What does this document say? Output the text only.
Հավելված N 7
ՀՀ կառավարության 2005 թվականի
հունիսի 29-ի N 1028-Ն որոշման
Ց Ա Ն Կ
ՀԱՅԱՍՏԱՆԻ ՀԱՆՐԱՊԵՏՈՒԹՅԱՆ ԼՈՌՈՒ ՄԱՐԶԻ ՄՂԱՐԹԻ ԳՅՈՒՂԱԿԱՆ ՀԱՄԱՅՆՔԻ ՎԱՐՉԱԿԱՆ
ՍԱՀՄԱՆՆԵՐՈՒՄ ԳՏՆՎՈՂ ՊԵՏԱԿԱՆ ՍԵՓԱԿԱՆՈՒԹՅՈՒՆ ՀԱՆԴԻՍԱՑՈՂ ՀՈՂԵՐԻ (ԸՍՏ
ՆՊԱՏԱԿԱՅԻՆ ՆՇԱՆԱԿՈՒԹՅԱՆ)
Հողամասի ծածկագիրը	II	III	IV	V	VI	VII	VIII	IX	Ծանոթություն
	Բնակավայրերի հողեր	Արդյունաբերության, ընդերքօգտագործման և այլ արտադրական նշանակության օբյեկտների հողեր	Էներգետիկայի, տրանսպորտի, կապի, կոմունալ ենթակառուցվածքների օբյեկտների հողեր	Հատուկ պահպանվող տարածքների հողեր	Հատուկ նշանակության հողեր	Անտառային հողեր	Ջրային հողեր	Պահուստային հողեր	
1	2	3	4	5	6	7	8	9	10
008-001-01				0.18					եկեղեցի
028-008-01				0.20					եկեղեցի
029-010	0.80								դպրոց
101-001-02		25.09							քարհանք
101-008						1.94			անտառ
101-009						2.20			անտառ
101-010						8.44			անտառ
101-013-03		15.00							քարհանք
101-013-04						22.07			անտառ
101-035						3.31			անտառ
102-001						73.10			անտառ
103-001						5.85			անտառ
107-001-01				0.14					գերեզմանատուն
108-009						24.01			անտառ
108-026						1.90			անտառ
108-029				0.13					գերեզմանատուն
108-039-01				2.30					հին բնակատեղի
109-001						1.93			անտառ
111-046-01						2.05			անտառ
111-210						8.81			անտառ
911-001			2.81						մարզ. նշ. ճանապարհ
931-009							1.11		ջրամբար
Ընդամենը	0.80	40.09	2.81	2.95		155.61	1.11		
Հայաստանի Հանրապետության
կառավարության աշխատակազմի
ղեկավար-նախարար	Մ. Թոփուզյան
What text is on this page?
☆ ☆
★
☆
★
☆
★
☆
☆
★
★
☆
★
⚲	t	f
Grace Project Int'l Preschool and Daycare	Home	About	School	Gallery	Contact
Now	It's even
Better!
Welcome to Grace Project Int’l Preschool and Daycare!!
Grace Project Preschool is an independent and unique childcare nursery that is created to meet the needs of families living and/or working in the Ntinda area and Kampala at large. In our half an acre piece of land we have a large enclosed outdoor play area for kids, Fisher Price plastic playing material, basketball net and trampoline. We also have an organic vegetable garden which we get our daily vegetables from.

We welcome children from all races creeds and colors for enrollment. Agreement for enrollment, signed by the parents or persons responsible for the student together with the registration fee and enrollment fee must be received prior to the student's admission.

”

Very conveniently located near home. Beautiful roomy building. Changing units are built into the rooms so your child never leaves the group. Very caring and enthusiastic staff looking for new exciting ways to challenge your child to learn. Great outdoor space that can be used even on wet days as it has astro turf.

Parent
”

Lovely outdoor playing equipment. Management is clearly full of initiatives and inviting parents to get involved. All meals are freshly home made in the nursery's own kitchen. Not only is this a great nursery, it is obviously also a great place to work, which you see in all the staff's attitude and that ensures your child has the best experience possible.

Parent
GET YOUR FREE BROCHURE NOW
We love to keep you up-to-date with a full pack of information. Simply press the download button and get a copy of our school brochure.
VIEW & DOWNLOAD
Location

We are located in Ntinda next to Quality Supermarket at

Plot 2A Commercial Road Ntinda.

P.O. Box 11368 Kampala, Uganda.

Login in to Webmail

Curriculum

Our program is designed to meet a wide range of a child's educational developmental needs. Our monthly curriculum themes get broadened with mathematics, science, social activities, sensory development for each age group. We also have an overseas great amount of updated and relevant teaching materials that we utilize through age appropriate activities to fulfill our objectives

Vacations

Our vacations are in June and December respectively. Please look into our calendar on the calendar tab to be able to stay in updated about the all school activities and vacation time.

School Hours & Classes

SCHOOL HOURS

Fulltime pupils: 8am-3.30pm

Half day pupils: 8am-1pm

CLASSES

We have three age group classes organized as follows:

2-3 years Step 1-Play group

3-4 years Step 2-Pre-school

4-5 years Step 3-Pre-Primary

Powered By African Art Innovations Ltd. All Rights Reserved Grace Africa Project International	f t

[The request] Take the entries above and transcribe them in full.

[Reply to the exercise]
What does this document say? Output the text only.
Հավելված N 7
ՀՀ կառավարության 2005 թվականի
հունիսի 29-ի N 1028-Ն որոշման
Ց Ա Ն Կ
ՀԱՅԱՍՏԱՆԻ ՀԱՆՐԱՊԵՏՈՒԹՅԱՆ ԼՈՌՈՒ ՄԱՐԶԻ ՄՂԱՐԹԻ ԳՅՈՒՂԱԿԱՆ ՀԱՄԱՅՆՔԻ ՎԱՐՉԱԿԱՆ
ՍԱՀՄԱՆՆԵՐՈՒՄ ԳՏՆՎՈՂ ՊԵՏԱԿԱՆ ՍԵՓԱԿԱՆՈՒԹՅՈՒՆ ՀԱՆԴԻՍԱՑՈՂ ՀՈՂԵՐԻ (ԸՍՏ
ՆՊԱՏԱԿԱՅԻՆ ՆՇԱՆԱԿՈՒԹՅԱՆ)
Հողամասի ծածկագիրը	II	III	IV	V	VI	VII	VIII	IX	Ծանոթություն
	Բնակավայրերի հողեր	Արդյունաբերության, ընդերքօգտագործման և այլ արտադրական նշանակության օբյեկտների հողեր	Էներգետիկայի, տրանսպորտի, կապի, կոմունալ ենթակառուցվածքների օբյեկտների հողեր	Հատուկ պահպանվող տարածքների հողեր	Հատուկ նշանակության հողեր	Անտառային հողեր	Ջրային հողեր	Պահուստային հողեր	
1	2	3	4	5	6	7	8	9	10
008-001-01				0.18					եկեղեցի
028-008-01				0.20					եկեղեցի
029-010	0.80								դպրոց
101-001-02		25.09							քարհանք
101-008						1.94			անտառ
101-009						2.20			անտառ
101-010						8.44			անտառ
101-013-03		15.00							քարհանք
101-013-04						22.07			անտառ
101-035						3.31			անտառ
102-001						73.10			անտառ
103-001						5.85			անտառ
107-001-01				0.14					գերեզմանատուն
108-009						24.01			անտառ
108-026						1.90			անտառ
108-029				0.13					գերեզմանատուն
108-039-01				2.30					հին բնակատեղի
109-001						1.93			անտառ
111-046-01						2.05			անտառ
111-210						8.81			անտառ
911-001			2.81						մարզ. նշ. ճանապարհ
931-009							1.11		ջրամբար
Ընդամենը	0.80	40.09	2.81	2.95		155.61	1.11		
Հայաստանի Հանրապետության
կառավարության աշխատակազմի
ղեկավար-նախարար	Մ. Թոփուզյան
What text is on this page?
☆ ☆
★
☆
★
☆
★
☆
☆
★
★
☆
★
⚲	t	f
Grace Project Int'l Preschool and Daycare	Home	About	School	Gallery	Contact
Now	It's even
Better!
Welcome to Grace Project Int’l Preschool and Daycare!!
Grace Project Preschool is an independent and unique childcare nursery that is created to meet the needs of families living and/or working in the Ntinda area and Kampala at large. In our half an acre piece of land we have a large enclosed outdoor play area for kids, Fisher Price plastic playing material, basketball net and trampoline. We also have an organic vegetable garden which we get our daily vegetables from.

We welcome children from all races creeds and colors for enrollment. Agreement for enrollment, signed by the parents or persons responsible for the student together with the registration fee and enrollment fee must be received prior to the student's admission.

”

Very conveniently located near home. Beautiful roomy building. Changing units are built into the rooms so your child never leaves the group. Very caring and enthusiastic staff looking for new exciting ways to challenge your child to learn. Great outdoor space that can be used even on wet days as it has astro turf.

Parent
”

Lovely outdoor playing equipment. Management is clearly full of initiatives and inviting parents to get involved. All meals are freshly home made in the nursery's own kitchen. Not only is this a great nursery, it is obviously also a great place to work, which you see in all the staff's attitude and that ensures your child has the best experience possible.

Parent
GET YOUR FREE BROCHURE NOW
We love to keep you up-to-date with a full pack of information. Simply press the download button and get a copy of our school brochure.
VIEW & DOWNLOAD
Location

We are located in Ntinda next to Quality Supermarket at

Plot 2A Commercial Road Ntinda.

P.O. Box 11368 Kampala, Uganda.

Login in to Webmail

Curriculum

Our program is designed to meet a wide range of a child's educational developmental needs. Our monthly curriculum themes get broadened with mathematics, science, social activities, sensory development for each age group. We also have an overseas great amount of updated and relevant teaching materials that we utilize through age appropriate activities to fulfill our objectives

Vacations

Our vacations are in June and December respectively. Please look into our calendar on the calendar tab to be able to stay in updated about the all school activities and vacation time.

School Hours & Classes

SCHOOL HOURS

Fulltime pupils: 8am-3.30pm

Half day pupils: 8am-1pm

CLASSES

We have three age group classes organized as follows:

2-3 years Step 1-Play group

3-4 years Step 2-Pre-school

4-5 years Step 3-Pre-Primary

Powered By African Art Innovations Ltd. All Rights Reserved Grace Africa Project International	f t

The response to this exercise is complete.